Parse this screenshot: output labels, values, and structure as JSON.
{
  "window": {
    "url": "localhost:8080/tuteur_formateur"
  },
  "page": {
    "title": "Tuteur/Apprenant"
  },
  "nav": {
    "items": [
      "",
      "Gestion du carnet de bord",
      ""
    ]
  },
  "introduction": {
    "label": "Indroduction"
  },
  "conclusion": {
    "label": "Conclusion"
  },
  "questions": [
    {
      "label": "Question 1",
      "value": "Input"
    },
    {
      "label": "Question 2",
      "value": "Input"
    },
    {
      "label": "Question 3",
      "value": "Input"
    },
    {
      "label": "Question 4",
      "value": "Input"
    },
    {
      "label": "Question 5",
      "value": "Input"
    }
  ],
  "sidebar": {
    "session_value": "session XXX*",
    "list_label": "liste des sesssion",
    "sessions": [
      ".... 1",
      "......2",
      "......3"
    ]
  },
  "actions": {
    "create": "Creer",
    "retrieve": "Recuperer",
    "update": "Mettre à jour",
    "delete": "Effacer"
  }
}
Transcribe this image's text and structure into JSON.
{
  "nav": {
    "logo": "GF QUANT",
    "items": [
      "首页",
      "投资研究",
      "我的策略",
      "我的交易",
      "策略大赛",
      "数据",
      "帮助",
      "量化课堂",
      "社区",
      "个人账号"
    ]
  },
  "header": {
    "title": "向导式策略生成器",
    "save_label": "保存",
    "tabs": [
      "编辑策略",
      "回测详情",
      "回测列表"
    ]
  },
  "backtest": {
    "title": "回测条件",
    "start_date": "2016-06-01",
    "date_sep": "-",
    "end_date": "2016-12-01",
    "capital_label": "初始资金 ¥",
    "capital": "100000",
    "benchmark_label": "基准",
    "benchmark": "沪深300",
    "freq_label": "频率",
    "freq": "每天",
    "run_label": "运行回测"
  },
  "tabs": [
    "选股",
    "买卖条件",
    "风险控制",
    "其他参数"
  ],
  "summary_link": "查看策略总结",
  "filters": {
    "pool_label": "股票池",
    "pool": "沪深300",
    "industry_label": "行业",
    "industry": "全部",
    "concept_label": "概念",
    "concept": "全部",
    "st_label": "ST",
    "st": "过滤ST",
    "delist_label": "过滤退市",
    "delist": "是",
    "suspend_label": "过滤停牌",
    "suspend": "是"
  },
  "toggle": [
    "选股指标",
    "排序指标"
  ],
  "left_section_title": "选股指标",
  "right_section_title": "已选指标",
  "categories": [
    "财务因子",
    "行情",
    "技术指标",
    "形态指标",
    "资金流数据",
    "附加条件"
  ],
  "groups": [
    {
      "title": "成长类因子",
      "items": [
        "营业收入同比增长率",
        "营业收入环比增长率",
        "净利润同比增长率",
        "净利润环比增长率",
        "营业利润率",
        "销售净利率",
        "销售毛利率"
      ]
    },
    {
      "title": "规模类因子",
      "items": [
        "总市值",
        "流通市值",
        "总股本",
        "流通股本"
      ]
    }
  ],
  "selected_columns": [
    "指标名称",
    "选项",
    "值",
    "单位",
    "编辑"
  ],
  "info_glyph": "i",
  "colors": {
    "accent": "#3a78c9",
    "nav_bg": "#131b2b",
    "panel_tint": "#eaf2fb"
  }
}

——————

**Set task**
Reproduce the material above, every line of it, exactly.

**Correct output**
Parse this screenshot: output labels, values, and structure as JSON.
{
  "window": {
    "url": "localhost:8080/tuteur_formateur"
  },
  "page": {
    "title": "Tuteur/Apprenant"
  },
  "nav": {
    "items": [
      "",
      "Gestion du carnet de bord",
      ""
    ]
  },
  "introduction": {
    "label": "Indroduction"
  },
  "conclusion": {
    "label": "Conclusion"
  },
  "questions": [
    {
      "label": "Question 1",
      "value": "Input"
    },
    {
      "label": "Question 2",
      "value": "Input"
    },
    {
      "label": "Question 3",
      "value": "Input"
    },
    {
      "label": "Question 4",
      "value": "Input"
    },
    {
      "label": "Question 5",
      "value": "Input"
    }
  ],
  "sidebar": {
    "session_value": "session XXX*",
    "list_label": "liste des sesssion",
    "sessions": [
      ".... 1",
      "......2",
      "......3"
    ]
  },
  "actions": {
    "create": "Creer",
    "retrieve": "Recuperer",
    "update": "Mettre à jour",
    "delete": "Effacer"
  }
}
Transcribe this image's text and structure into JSON.
{
  "nav": {
    "logo": "GF QUANT",
    "items": [
      "首页",
      "投资研究",
      "我的策略",
      "我的交易",
      "策略大赛",
      "数据",
      "帮助",
      "量化课堂",
      "社区",
      "个人账号"
    ]
  },
  "header": {
    "title": "向导式策略生成器",
    "save_label": "保存",
    "tabs": [
      "编辑策略",
      "回测详情",
      "回测列表"
    ]
  },
  "backtest": {
    "title": "回测条件",
    "start_date": "2016-06-01",
    "date_sep": "-",
    "end_date": "2016-12-01",
    "capital_label": "初始资金 ¥",
    "capital": "100000",
    "benchmark_label": "基准",
    "benchmark": "沪深300",
    "freq_label": "频率",
    "freq": "每天",
    "run_label": "运行回测"
  },
  "tabs": [
    "选股",
    "买卖条件",
    "风险控制",
    "其他参数"
  ],
  "summary_link": "查看策略总结",
  "filters": {
    "pool_label": "股票池",
    "pool": "沪深300",
    "industry_label": "行业",
    "industry": "全部",
    "concept_label": "概念",
    "concept": "全部",
    "st_label": "ST",
    "st": "过滤ST",
    "delist_label": "过滤退市",
    "delist": "是",
    "suspend_label": "过滤停牌",
    "suspend": "是"
  },
  "toggle": [
    "选股指标",
    "排序指标"
  ],
  "left_section_title": "选股指标",
  "right_section_title": "已选指标",
  "categories": [
    "财务因子",
    "行情",
    "技术指标",
    "形态指标",
    "资金流数据",
    "附加条件"
  ],
  "groups": [
    {
      "title": "成长类因子",
      "items": [
        "营业收入同比增长率",
        "营业收入环比增长率",
        "净利润同比增长率",
        "净利润环比增长率",
        "营业利润率",
        "销售净利率",
        "销售毛利率"
      ]
    },
    {
      "title": "规模类因子",
      "items": [
        "总市值",
        "流通市值",
        "总股本",
        "流通股本"
      ]
    }
  ],
  "selected_columns": [
    "指标名称",
    "选项",
    "值",
    "单位",
    "编辑"
  ],
  "info_glyph": "i",
  "colors": {
    "accent": "#3a78c9",
    "nav_bg": "#131b2b",
    "panel_tint": "#eaf2fb"
  }
}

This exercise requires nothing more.